#### [Exercise details]
From the items below, pick out and copy every line that contains the string "progress". Treat uppercase and lowercase letters as distinct when matching.

★ ★ ★

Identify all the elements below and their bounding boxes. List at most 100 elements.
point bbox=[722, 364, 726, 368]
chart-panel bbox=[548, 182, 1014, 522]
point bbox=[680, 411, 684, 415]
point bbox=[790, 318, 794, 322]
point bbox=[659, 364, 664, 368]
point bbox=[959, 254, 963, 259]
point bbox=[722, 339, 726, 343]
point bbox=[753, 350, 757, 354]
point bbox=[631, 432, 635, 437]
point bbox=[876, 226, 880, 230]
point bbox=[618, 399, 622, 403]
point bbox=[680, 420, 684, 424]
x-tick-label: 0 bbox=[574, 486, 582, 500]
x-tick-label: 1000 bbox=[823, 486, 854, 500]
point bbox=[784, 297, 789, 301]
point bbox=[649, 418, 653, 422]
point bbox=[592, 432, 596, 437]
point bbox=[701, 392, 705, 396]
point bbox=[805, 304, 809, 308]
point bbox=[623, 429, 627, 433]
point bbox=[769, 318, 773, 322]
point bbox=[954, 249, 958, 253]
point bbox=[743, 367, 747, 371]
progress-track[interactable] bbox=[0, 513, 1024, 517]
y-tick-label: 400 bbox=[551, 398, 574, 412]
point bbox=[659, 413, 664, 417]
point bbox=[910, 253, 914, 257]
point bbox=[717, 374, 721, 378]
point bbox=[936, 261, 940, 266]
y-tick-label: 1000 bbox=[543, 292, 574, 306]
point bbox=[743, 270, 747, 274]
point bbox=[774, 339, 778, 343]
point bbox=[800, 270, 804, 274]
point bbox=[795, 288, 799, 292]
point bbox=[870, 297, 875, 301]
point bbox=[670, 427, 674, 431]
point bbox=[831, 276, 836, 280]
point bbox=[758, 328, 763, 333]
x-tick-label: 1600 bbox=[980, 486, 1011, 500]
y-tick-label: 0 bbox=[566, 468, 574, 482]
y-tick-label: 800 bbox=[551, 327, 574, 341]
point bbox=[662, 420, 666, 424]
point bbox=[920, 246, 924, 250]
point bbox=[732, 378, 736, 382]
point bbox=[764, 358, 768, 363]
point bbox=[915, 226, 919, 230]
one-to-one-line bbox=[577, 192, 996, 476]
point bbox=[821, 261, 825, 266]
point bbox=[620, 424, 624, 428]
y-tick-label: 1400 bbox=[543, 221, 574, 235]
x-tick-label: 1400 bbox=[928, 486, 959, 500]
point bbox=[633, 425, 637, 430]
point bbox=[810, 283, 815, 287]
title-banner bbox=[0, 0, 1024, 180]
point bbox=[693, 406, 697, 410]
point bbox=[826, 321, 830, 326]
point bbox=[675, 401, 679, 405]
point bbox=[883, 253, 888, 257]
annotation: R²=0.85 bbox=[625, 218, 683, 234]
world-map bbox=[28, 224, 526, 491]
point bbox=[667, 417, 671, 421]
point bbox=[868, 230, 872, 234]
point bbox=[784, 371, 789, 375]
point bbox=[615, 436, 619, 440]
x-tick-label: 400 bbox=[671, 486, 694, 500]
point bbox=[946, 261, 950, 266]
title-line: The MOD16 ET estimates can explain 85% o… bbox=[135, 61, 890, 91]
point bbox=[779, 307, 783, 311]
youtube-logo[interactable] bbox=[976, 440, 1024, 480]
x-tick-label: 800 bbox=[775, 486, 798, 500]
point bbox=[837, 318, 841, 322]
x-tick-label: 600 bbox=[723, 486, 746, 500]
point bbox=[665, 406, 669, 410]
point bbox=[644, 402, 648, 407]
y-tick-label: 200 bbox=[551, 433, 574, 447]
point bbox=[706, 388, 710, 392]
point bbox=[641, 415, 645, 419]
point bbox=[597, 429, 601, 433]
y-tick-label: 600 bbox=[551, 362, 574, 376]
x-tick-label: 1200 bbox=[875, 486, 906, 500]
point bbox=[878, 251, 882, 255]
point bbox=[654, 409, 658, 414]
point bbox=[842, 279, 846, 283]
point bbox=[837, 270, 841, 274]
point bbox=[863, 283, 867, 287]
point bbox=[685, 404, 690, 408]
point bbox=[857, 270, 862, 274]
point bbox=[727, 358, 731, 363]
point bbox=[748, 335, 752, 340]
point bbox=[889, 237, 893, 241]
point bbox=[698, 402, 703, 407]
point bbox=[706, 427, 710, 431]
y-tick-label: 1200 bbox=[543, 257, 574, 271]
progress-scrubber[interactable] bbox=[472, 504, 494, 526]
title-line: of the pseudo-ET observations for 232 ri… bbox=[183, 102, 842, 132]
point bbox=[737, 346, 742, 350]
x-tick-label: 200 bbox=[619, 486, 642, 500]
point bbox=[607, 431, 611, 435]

★ ★ ★

#### [In response]
progress-track[interactable] bbox=[0, 513, 1024, 517]
progress-scrubber[interactable] bbox=[472, 504, 494, 526]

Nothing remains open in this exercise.